=== Dataset content ===
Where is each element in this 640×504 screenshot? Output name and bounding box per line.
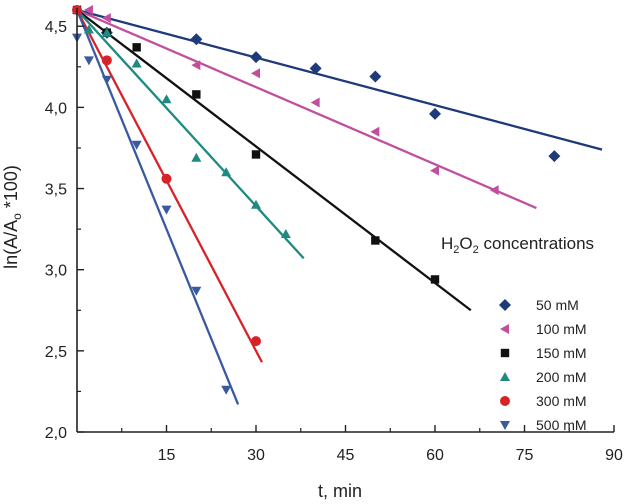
fit-line-300-mm [75,9,263,363]
data-point-200-mm [83,24,94,34]
data-point-500-mm [131,140,142,150]
data-point-200-mm [191,152,202,162]
legend: H2O2 concentrations 50 mM 100 mM 150 mM 200… [441,234,594,433]
legend-marker-150-mm [500,348,510,358]
x-tick-label: 75 [516,447,534,464]
data-point-100-mm [83,5,93,15]
fit-line-200-mm [76,9,305,260]
data-point-100-mm [101,13,111,24]
data-point-200-mm [161,94,172,104]
x-tick-label: 60 [426,447,444,464]
fit-line-50-mm [76,8,603,151]
legend-title: H2O2 concentrations [441,234,594,256]
legend-label-150-mm: 150 mM [536,345,587,361]
fit-line-150-mm [76,9,472,312]
y-tick-label: 3,0 [45,263,67,280]
fit-line-100-mm [76,8,537,210]
legend-marker-100-mm [500,324,509,334]
data-point-300-mm [161,173,172,184]
data-point-300-mm [251,336,261,347]
data-point-50-mm [190,33,203,46]
data-point-500-mm [221,385,232,395]
legend-marker-500-mm [500,421,510,430]
data-point-50-mm [429,107,441,120]
legend-label-200-mm: 200 mM [536,369,587,385]
legend-label-500-mm: 500 mM [536,417,587,433]
data-point-500-mm [191,286,202,296]
data-point-100-mm [430,165,439,176]
data-point-50-mm [250,51,262,64]
y-tick-label: 3,5 [45,182,67,199]
x-axis-title: t, min [318,481,362,501]
legend-marker-300-mm [500,396,510,406]
y-tick-label: 4,5 [45,19,67,36]
data-point-200-mm [251,199,261,209]
fit-line-500-mm [75,9,240,405]
data-point-150-mm [430,275,440,284]
data-point-100-mm [191,60,201,71]
legend-marker-200-mm [500,372,510,381]
data-point-200-mm [101,27,112,37]
data-point-100-mm [251,68,260,79]
y-tick-label: 2,0 [45,425,67,442]
legend-marker-50-mm [499,299,511,311]
legend-label-100-mm: 100 mM [536,321,587,337]
data-point-200-mm [131,58,142,68]
x-tick-label: 15 [158,447,176,464]
data-point-150-mm [192,90,201,99]
data-point-500-mm [101,75,112,85]
legend-label-300-mm: 300 mM [536,393,587,409]
data-point-100-mm [310,97,320,108]
legend-label-50-mm: 50 mM [536,297,579,313]
data-point-200-mm [221,167,232,177]
data-point-500-mm [161,205,172,215]
x-tick-label: 90 [605,447,623,464]
data-point-150-mm [251,150,261,159]
x-tick-label: 45 [337,447,355,464]
data-point-100-mm [489,185,499,196]
x-tick-label: 30 [247,447,265,464]
axes: 15 30 45 60 75 90 2,0 2,5 3,0 3,5 4,0 4,5 [45,8,623,464]
data-point-300-mm [101,55,112,66]
data-point-50-mm [369,70,382,83]
data-point-50-mm [548,150,561,163]
data-point-200-mm [280,228,291,238]
data-point-100-mm [370,126,380,137]
data-point-150-mm [132,43,141,52]
y-tick-label: 4,0 [45,100,67,117]
data-point-500-mm [83,56,94,66]
y-tick-label: 2,5 [45,344,67,361]
y-axis-title: ln(A/Ao *100) [1,165,24,269]
data-point-50-mm [309,62,322,75]
plot-area [72,5,603,405]
data-point-150-mm [371,236,380,245]
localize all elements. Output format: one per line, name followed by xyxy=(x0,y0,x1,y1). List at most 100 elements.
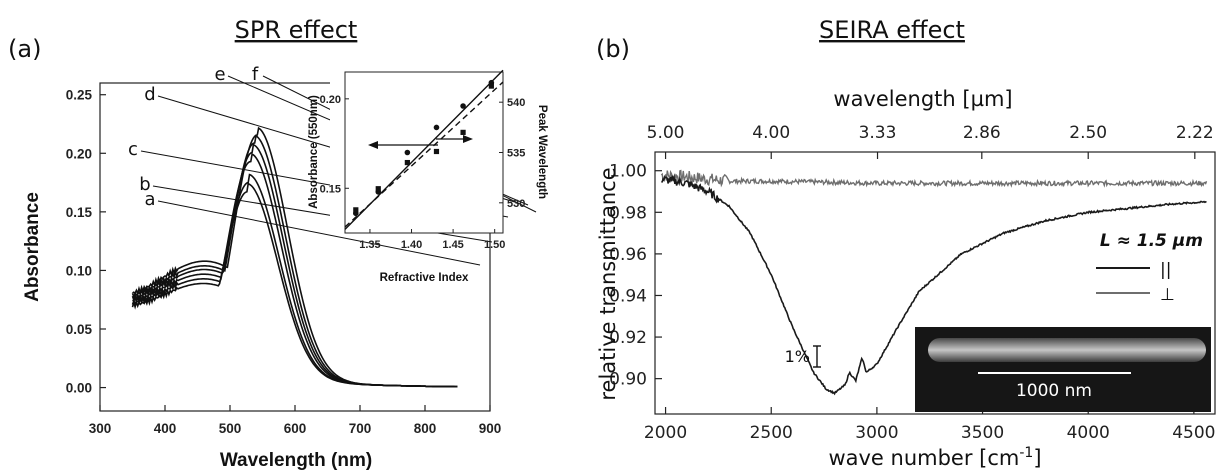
inset-point-absorbance xyxy=(433,124,440,131)
top-tick-label: 5.00 xyxy=(647,123,685,143)
inset-y-tick-label-right: 535 xyxy=(507,148,525,160)
y-tick-label: 0.05 xyxy=(66,322,93,337)
inset-y-tick-label-left: 0.20 xyxy=(320,94,341,106)
x-tick-label: 600 xyxy=(284,421,307,436)
curve-label-c: c xyxy=(128,139,138,160)
chart-b-frame xyxy=(654,151,1216,415)
inset-x-label: Refractive Index xyxy=(380,272,469,284)
chart-b-y-label: relative transmittance xyxy=(596,167,620,400)
x-tick-label: 2500 xyxy=(750,423,793,443)
chart-a-y-ticks: 0.00 0.05 0.10 0.15 0.20 0.25 xyxy=(66,88,106,396)
y-tick-label: 0.90 xyxy=(609,370,647,390)
chart-b-top-ticks: 5.00 4.00 3.33 2.86 2.50 2.22 xyxy=(647,123,1214,159)
top-tick-label: 2.22 xyxy=(1176,123,1214,143)
inset-background xyxy=(330,70,503,233)
y-tick-label: 0.10 xyxy=(66,263,92,278)
inset-arrows xyxy=(368,135,473,149)
curve-label-d: d xyxy=(144,84,155,105)
inset-point-wavelength xyxy=(488,83,494,89)
inset-point-absorbance xyxy=(404,149,411,156)
curve-label-b: b xyxy=(139,174,150,195)
curve-label-e: e xyxy=(214,64,225,85)
x-tick-label: 500 xyxy=(219,421,242,436)
inset-point-wavelength xyxy=(353,207,359,213)
right-arrow-head xyxy=(463,135,473,143)
chart-b-y-ticks: 0.90 0.92 0.94 0.96 0.98 1.00 xyxy=(609,162,662,390)
y-tick-label: 0.20 xyxy=(66,146,92,161)
chart-a-x-ticks: 300 400 500 600 700 800 900 xyxy=(89,405,502,436)
curve-label-a: a xyxy=(144,189,155,210)
inset-ticks: 1.35 1.40 1.45 1.50 0.15 0.20 530 535 540 xyxy=(320,94,526,251)
chart-a-y-label: Absorbance xyxy=(22,192,43,302)
inset-point-wavelength xyxy=(375,186,381,192)
curve-label-leader-a xyxy=(157,200,481,266)
inset-point-wavelength xyxy=(460,129,466,135)
inset-x-tick-label: 1.40 xyxy=(401,239,422,251)
inset-x-tick-label: 1.35 xyxy=(359,239,380,251)
chart-b-curves xyxy=(660,169,1208,396)
inset-x-tick-label: 1.50 xyxy=(484,239,505,251)
y-tick-label: 0.15 xyxy=(66,205,93,220)
inset-x-tick-label: 1.45 xyxy=(442,239,463,251)
x-tick-label: 800 xyxy=(414,421,437,436)
inset-point-wavelength xyxy=(404,159,410,166)
percent-scale-bar: 1% xyxy=(785,345,821,368)
inset-y-tick-label-right: 540 xyxy=(507,97,525,109)
x-tick-label: 900 xyxy=(479,421,502,436)
top-tick-label: 4.00 xyxy=(752,123,790,143)
nanorod-image xyxy=(928,338,1206,362)
inset-y-label-left: Absorbance (550nm) xyxy=(308,95,320,209)
x-tick-label: 300 xyxy=(89,421,112,436)
scale-bar-label: 1% xyxy=(785,347,810,366)
y-tick-label: 0.92 xyxy=(609,328,647,348)
y-tick-label: 1.00 xyxy=(609,162,647,182)
top-tick-label: 3.33 xyxy=(859,123,897,143)
curve-label-f: f xyxy=(252,64,259,85)
chart-a-curves xyxy=(131,126,458,388)
x-tick-label: 4500 xyxy=(1172,423,1215,443)
chart-a-x-label: Wavelength (nm) xyxy=(220,450,372,471)
inset-micrograph: 1000 nm xyxy=(915,327,1211,412)
legend-label-parallel: || xyxy=(1160,260,1171,280)
x-tick-label: 3000 xyxy=(855,423,898,443)
chart-b-top-label: wavelength [µm] xyxy=(833,87,1012,111)
chart-b-legend: L ≈ 1.5 µm || ⊥ xyxy=(1096,231,1203,305)
inset-y-label-right: Peak Wavelength xyxy=(536,105,548,199)
inset-point-wavelength xyxy=(433,148,440,155)
inset-y-tick-label-left: 0.15 xyxy=(320,183,341,195)
chart-a-inset: 1.35 1.40 1.45 1.50 0.15 0.20 530 535 540 Refrac… xyxy=(308,69,548,284)
top-tick-label: 2.50 xyxy=(1069,123,1107,143)
inset-fit-wavelength xyxy=(344,81,504,228)
x-tick-label: 4000 xyxy=(1067,423,1110,443)
x-tick-label: 3500 xyxy=(961,423,1004,443)
panel-b-label: (b) xyxy=(596,35,630,63)
y-tick-label: 0.98 xyxy=(609,203,647,223)
micrograph-scale-label: 1000 nm xyxy=(1016,381,1092,401)
left-arrow-head xyxy=(368,141,378,149)
transmittance-curve-perpendicular xyxy=(660,169,1208,188)
inset-points xyxy=(353,79,495,217)
chart-a: 300 400 500 600 700 800 900 0.000.050.100.150.… xyxy=(22,64,548,471)
chart-b-x-ticks: 2000 2500 3000 3500 4000 4500 xyxy=(644,407,1216,443)
x-tick-label: 2000 xyxy=(644,423,687,443)
y-tick-label: 0.96 xyxy=(609,245,647,265)
y-tick-label: 0.25 xyxy=(66,88,93,103)
x-tick-label: 700 xyxy=(349,421,372,436)
inset-point-absorbance xyxy=(460,103,466,109)
legend-title: L ≈ 1.5 µm xyxy=(1100,231,1203,251)
inset-fit-lines xyxy=(344,69,504,230)
panel-a-title: SPR effect xyxy=(235,16,358,44)
top-tick-label: 2.86 xyxy=(963,123,1001,143)
legend-label-perpendicular: ⊥ xyxy=(1160,285,1175,305)
absorbance-curve-f xyxy=(132,126,458,388)
chart-b: 2000 2500 3000 3500 4000 4500 5.00 4.00 3.33 2.8… xyxy=(596,87,1216,470)
y-tick-label: 0.94 xyxy=(609,286,647,306)
inset-y-tick-label-right: 530 xyxy=(507,198,525,210)
transmittance-curve-parallel xyxy=(661,174,1207,396)
chart-b-x-label: wave number [cm-1] xyxy=(828,445,1041,470)
y-tick-label: 0.00 xyxy=(66,381,92,396)
panel-a-label: (a) xyxy=(8,35,41,63)
x-tick-label: 400 xyxy=(154,421,177,436)
panel-b-title: SEIRA effect xyxy=(819,16,965,44)
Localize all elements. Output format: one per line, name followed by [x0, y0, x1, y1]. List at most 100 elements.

=== Stated problem ===
Copy out again, with nothing changed, the items starting with the line containing "inset-point-absorbance xyxy=(433,124,440,131)" and going on through the line containing "inset-ticks: 1.35 1.40".

=== Output for this task ===
inset-point-absorbance xyxy=(433,124,440,131)
top-tick-label: 5.00 xyxy=(647,123,685,143)
inset-y-tick-label-right: 535 xyxy=(507,148,525,160)
y-tick-label: 0.05 xyxy=(66,322,93,337)
inset-y-tick-label-left: 0.20 xyxy=(320,94,341,106)
x-tick-label: 600 xyxy=(284,421,307,436)
curve-label-c: c xyxy=(128,139,138,160)
chart-b-frame xyxy=(654,151,1216,415)
inset-x-label: Refractive Index xyxy=(380,272,469,284)
chart-b-y-label: relative transmittance xyxy=(596,167,620,400)
x-tick-label: 2500 xyxy=(750,423,793,443)
chart-a-y-ticks: 0.00 0.05 0.10 0.15 0.20 0.25 xyxy=(66,88,106,396)
y-tick-label: 0.90 xyxy=(609,370,647,390)
chart-b-top-ticks: 5.00 4.00 3.33 2.86 2.50 2.22 xyxy=(647,123,1214,159)
top-tick-label: 2.22 xyxy=(1176,123,1214,143)
inset-background xyxy=(330,70,503,233)
y-tick-label: 0.10 xyxy=(66,263,92,278)
inset-arrows xyxy=(368,135,473,149)
curve-label-d: d xyxy=(144,84,155,105)
inset-point-wavelength xyxy=(488,83,494,89)
inset-point-absorbance xyxy=(404,149,411,156)
curve-label-b: b xyxy=(139,174,150,195)
curve-label-e: e xyxy=(214,64,225,85)
x-tick-label: 500 xyxy=(219,421,242,436)
inset-point-wavelength xyxy=(353,207,359,213)
right-arrow-head xyxy=(463,135,473,143)
chart-b-y-ticks: 0.90 0.92 0.94 0.96 0.98 1.00 xyxy=(609,162,662,390)
y-tick-label: 0.20 xyxy=(66,146,92,161)
chart-a-x-ticks: 300 400 500 600 700 800 900 xyxy=(89,405,502,436)
curve-label-a: a xyxy=(144,189,155,210)
inset-ticks: 1.35 1.40 1.45 1.50 0.15 0.20 530 535 540 xyxy=(320,94,526,251)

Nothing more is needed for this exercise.